◆ Stated goal: Format the lines below as a JSON list of strings, one string per line, skipping blank lines. Leave the pictures out of the list.

◆ Element box annotations:
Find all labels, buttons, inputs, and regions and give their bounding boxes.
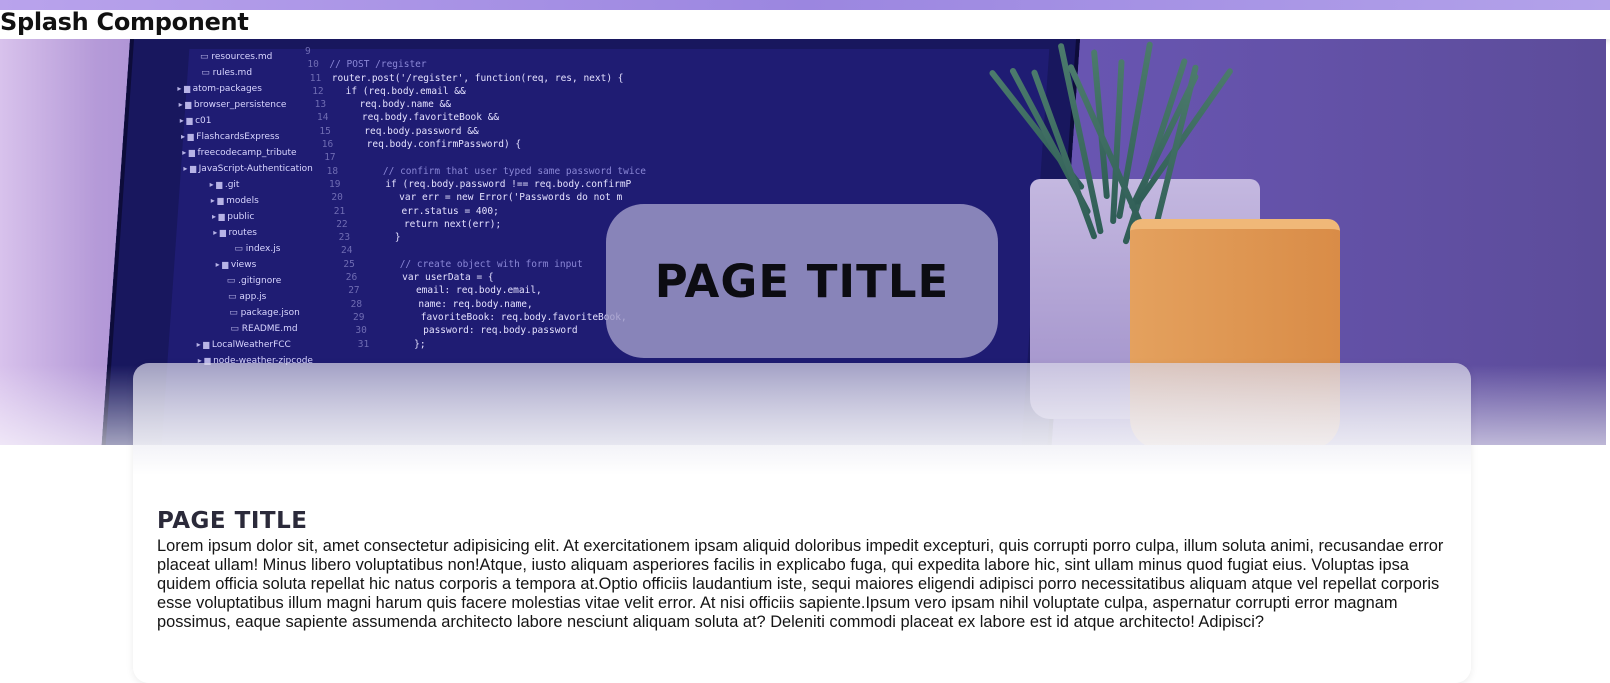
file-tree-item: JavaScript-Authentication xyxy=(175,161,325,177)
file-tree-item: app.js xyxy=(175,289,325,305)
plant-leaf xyxy=(1134,67,1235,206)
content-card: PAGE TITLE Lorem ipsum dolor sit, amet c… xyxy=(133,363,1471,683)
code-line: 14 req.body.favoriteBook && xyxy=(317,112,500,124)
code-line: 18 // confirm that user typed same passw… xyxy=(326,165,647,177)
file-tree-item: README.md xyxy=(175,321,325,337)
file-tree-item: .git xyxy=(175,177,325,193)
code-line: 20 var err = new Error('Passwords do not… xyxy=(331,192,623,204)
file-tree-item: LocalWeatherFCC xyxy=(175,337,325,353)
code-line: 15 req.body.password && xyxy=(319,125,479,137)
code-line: 19 if (req.body.password !== req.body.co… xyxy=(329,178,632,190)
file-tree-item: models xyxy=(175,193,325,209)
file-tree-item: package.json xyxy=(175,305,325,321)
page-header: Splash Component xyxy=(0,0,1610,39)
file-tree-item: routes xyxy=(175,225,325,241)
hero-title-pill: PAGE TITLE xyxy=(606,204,998,358)
code-line: 12 if (req.body.email && xyxy=(312,85,466,97)
code-line: 10// POST /register xyxy=(307,59,427,71)
code-line: 11 router.post('/register', function(req,… xyxy=(309,72,624,84)
code-line: 17 xyxy=(324,152,336,164)
page-heading: Splash Component xyxy=(0,8,249,36)
file-tree-item: c01 xyxy=(175,113,325,129)
code-line: 13 req.body.name && xyxy=(314,99,451,111)
file-tree-item: freecodecamp_tribute xyxy=(175,145,325,161)
file-tree-item: .gitignore xyxy=(175,273,325,289)
file-tree-item: rules.md xyxy=(175,65,325,81)
file-tree-item: resources.md xyxy=(175,49,325,65)
file-tree-item: views xyxy=(175,257,325,273)
card-body-text: Lorem ipsum dolor sit, amet consectetur … xyxy=(157,537,1444,631)
file-tree-item: index.js xyxy=(175,241,325,257)
code-line: 16 req.body.confirmPassword) { xyxy=(321,139,522,151)
card-heading: PAGE TITLE xyxy=(157,508,308,534)
hero-title: PAGE TITLE xyxy=(654,254,950,308)
file-tree-item: atom-packages xyxy=(175,81,325,97)
plant-leaf xyxy=(1030,68,1098,241)
file-tree-item: FlashcardsExpress xyxy=(175,129,325,145)
file-tree-item: browser_persistence xyxy=(175,97,325,113)
code-line: 9 xyxy=(305,46,311,57)
file-tree-item: public xyxy=(175,209,325,225)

◆ Full solution:
[
  "Find all labels, buttons, inputs, and regions and give their bounding boxes.",
  "file-tree-item: JavaScript-Authentication xyxy=(175,161,325,177)",
  "file-tree-item: app.js xyxy=(175,289,325,305)",
  "plant-leaf xyxy=(1134,67,1235,206)",
  "content-card: PAGE TITLE Lorem ipsum dolor sit, amet c… xyxy=(133,363,1471,683)",
  "code-line: 14 req.body.favoriteBook && xyxy=(317,112,500,124)",
  "code-line: 18 // confirm that user typed same passw… xyxy=(326,165,647,177)",
  "file-tree-item: README.md xyxy=(175,321,325,337)",
  "file-tree-item: .git xyxy=(175,177,325,193)",
  "code-line: 20 var err = new Error('Passwords do not… xyxy=(331,192,623,204)",
  "file-tree-item: LocalWeatherFCC xyxy=(175,337,325,353)",
  "code-line: 15 req.body.password && xyxy=(319,125,479,137)",
  "code-line: 19 if (req.body.password !== req.body.co… xyxy=(329,178,632,190)",
  "file-tree-item: models xyxy=(175,193,325,209)",
  "file-tree-item: package.json xyxy=(175,305,325,321)",
  "page-header: Splash Component xyxy=(0,0,1610,39)",
  "file-tree-item: routes xyxy=(175,225,325,241)",
  "hero-title-pill: PAGE TITLE xyxy=(606,204,998,358)",
  "code-line: 12 if (req.body.email && xyxy=(312,85,466,97)",
  "code-line: 10// POST /register xyxy=(307,59,427,71)",
  "code-line: 11 router.post('/register', function(req,… xyxy=(309,72,624,84)",
  "code-line: 17 xyxy=(324,152,336,164)",
  "page-heading: Splash Component xyxy=(0,8,249,36)",
  "file-tree-item: c01 xyxy=(175,113,325,129)",
  "code-line: 13 req.body.name && xyxy=(314,99,451,111)",
  "file-tree-item: freecodecamp_tribute xyxy=(175,145,325,161)",
  "file-tree-item: .gitignore xyxy=(175,273,325,289)",
  "file-tree-item: rules.md xyxy=(175,65,325,81)",
  "file-tree-item: resources.md xyxy=(175,49,325,65)",
  "file-tree-item: views xyxy=(175,257,325,273)",
  "card-body-text: Lorem ipsum dolor sit, amet consectetur … xyxy=(157,537,1444,631)",
  "file-tree-item: index.js xyxy=(175,241,325,257)",
  "code-line: 16 req.body.confirmPassword) { xyxy=(321,139,522,151)",
  "card-heading: PAGE TITLE xyxy=(157,508,308,534)",
  "hero-title: PAGE TITLE xyxy=(654,254,950,308)",
  "file-tree-item: atom-packages xyxy=(175,81,325,97)",
  "plant-leaf xyxy=(1030,68,1098,241)",
  "file-tree-item: FlashcardsExpress xyxy=(175,129,325,145)",
  "file-tree-item: browser_persistence xyxy=(175,97,325,113)",
  "code-line: 9 xyxy=(305,46,311,57)",
  "file-tree-item: public xyxy=(175,209,325,225)"
]